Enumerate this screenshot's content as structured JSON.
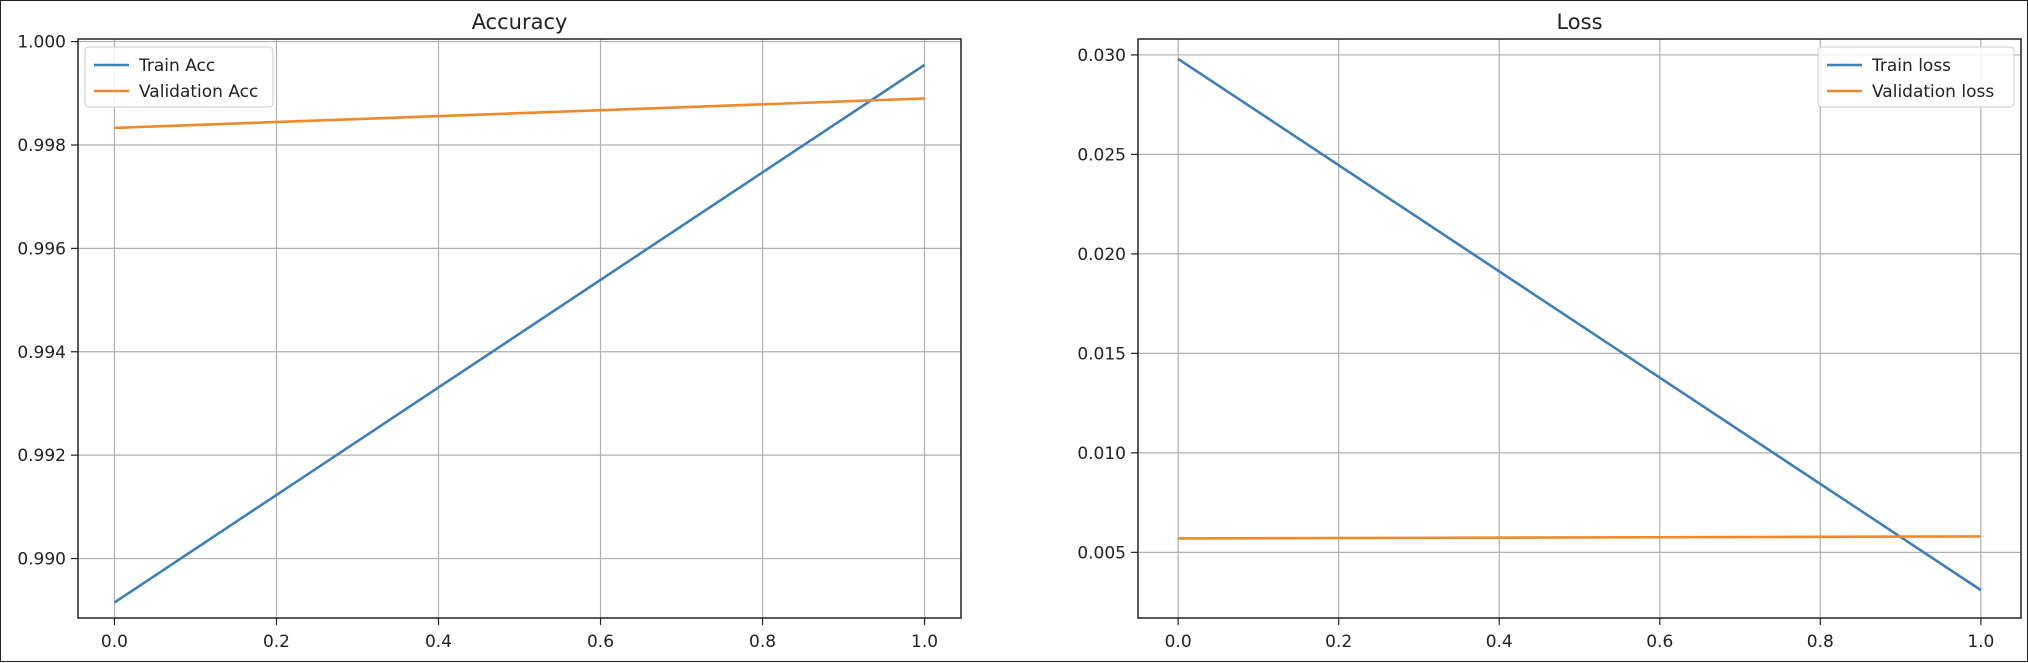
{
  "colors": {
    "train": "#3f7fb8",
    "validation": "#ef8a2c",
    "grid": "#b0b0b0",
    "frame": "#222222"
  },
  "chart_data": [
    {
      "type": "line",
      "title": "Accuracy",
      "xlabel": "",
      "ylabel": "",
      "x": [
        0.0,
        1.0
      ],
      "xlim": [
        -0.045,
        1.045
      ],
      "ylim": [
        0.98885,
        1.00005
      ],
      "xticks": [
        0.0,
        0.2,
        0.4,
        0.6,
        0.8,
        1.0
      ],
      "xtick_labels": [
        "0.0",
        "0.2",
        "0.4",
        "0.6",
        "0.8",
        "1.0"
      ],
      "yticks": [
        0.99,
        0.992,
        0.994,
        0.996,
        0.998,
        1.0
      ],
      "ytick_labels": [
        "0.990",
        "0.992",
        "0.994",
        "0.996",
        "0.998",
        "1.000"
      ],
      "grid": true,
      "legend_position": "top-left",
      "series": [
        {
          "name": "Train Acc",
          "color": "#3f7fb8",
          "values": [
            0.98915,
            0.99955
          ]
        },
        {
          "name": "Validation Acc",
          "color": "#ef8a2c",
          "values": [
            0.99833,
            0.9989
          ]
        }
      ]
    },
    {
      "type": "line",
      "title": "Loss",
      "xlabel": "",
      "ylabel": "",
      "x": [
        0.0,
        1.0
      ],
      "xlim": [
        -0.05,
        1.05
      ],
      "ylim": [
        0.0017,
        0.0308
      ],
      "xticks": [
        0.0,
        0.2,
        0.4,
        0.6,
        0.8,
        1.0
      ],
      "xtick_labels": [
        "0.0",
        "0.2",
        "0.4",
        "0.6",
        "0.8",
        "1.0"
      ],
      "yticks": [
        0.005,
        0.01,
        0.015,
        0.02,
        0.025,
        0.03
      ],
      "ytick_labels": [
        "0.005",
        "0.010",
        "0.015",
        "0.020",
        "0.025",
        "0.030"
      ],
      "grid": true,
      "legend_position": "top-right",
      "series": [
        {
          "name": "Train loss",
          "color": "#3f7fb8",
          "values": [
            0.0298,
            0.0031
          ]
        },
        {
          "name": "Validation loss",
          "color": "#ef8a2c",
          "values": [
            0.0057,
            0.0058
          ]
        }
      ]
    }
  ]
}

-----

DIRECTIVE:
The pictures in the entries should be left out; output everything else exactly.

EXERCISE OUTPUT:
Enumerate this screenshot's content as structured JSON.
{
  "colors": {
    "train": "#3f7fb8",
    "validation": "#ef8a2c",
    "grid": "#b0b0b0",
    "frame": "#222222"
  },
  "chart_data": [
    {
      "type": "line",
      "title": "Accuracy",
      "xlabel": "",
      "ylabel": "",
      "x": [
        0.0,
        1.0
      ],
      "xlim": [
        -0.045,
        1.045
      ],
      "ylim": [
        0.98885,
        1.00005
      ],
      "xticks": [
        0.0,
        0.2,
        0.4,
        0.6,
        0.8,
        1.0
      ],
      "xtick_labels": [
        "0.0",
        "0.2",
        "0.4",
        "0.6",
        "0.8",
        "1.0"
      ],
      "yticks": [
        0.99,
        0.992,
        0.994,
        0.996,
        0.998,
        1.0
      ],
      "ytick_labels": [
        "0.990",
        "0.992",
        "0.994",
        "0.996",
        "0.998",
        "1.000"
      ],
      "grid": true,
      "legend_position": "top-left",
      "series": [
        {
          "name": "Train Acc",
          "color": "#3f7fb8",
          "values": [
            0.98915,
            0.99955
          ]
        },
        {
          "name": "Validation Acc",
          "color": "#ef8a2c",
          "values": [
            0.99833,
            0.9989
          ]
        }
      ]
    },
    {
      "type": "line",
      "title": "Loss",
      "xlabel": "",
      "ylabel": "",
      "x": [
        0.0,
        1.0
      ],
      "xlim": [
        -0.05,
        1.05
      ],
      "ylim": [
        0.0017,
        0.0308
      ],
      "xticks": [
        0.0,
        0.2,
        0.4,
        0.6,
        0.8,
        1.0
      ],
      "xtick_labels": [
        "0.0",
        "0.2",
        "0.4",
        "0.6",
        "0.8",
        "1.0"
      ],
      "yticks": [
        0.005,
        0.01,
        0.015,
        0.02,
        0.025,
        0.03
      ],
      "ytick_labels": [
        "0.005",
        "0.010",
        "0.015",
        "0.020",
        "0.025",
        "0.030"
      ],
      "grid": true,
      "legend_position": "top-right",
      "series": [
        {
          "name": "Train loss",
          "color": "#3f7fb8",
          "values": [
            0.0298,
            0.0031
          ]
        },
        {
          "name": "Validation loss",
          "color": "#ef8a2c",
          "values": [
            0.0057,
            0.0058
          ]
        }
      ]
    }
  ]
}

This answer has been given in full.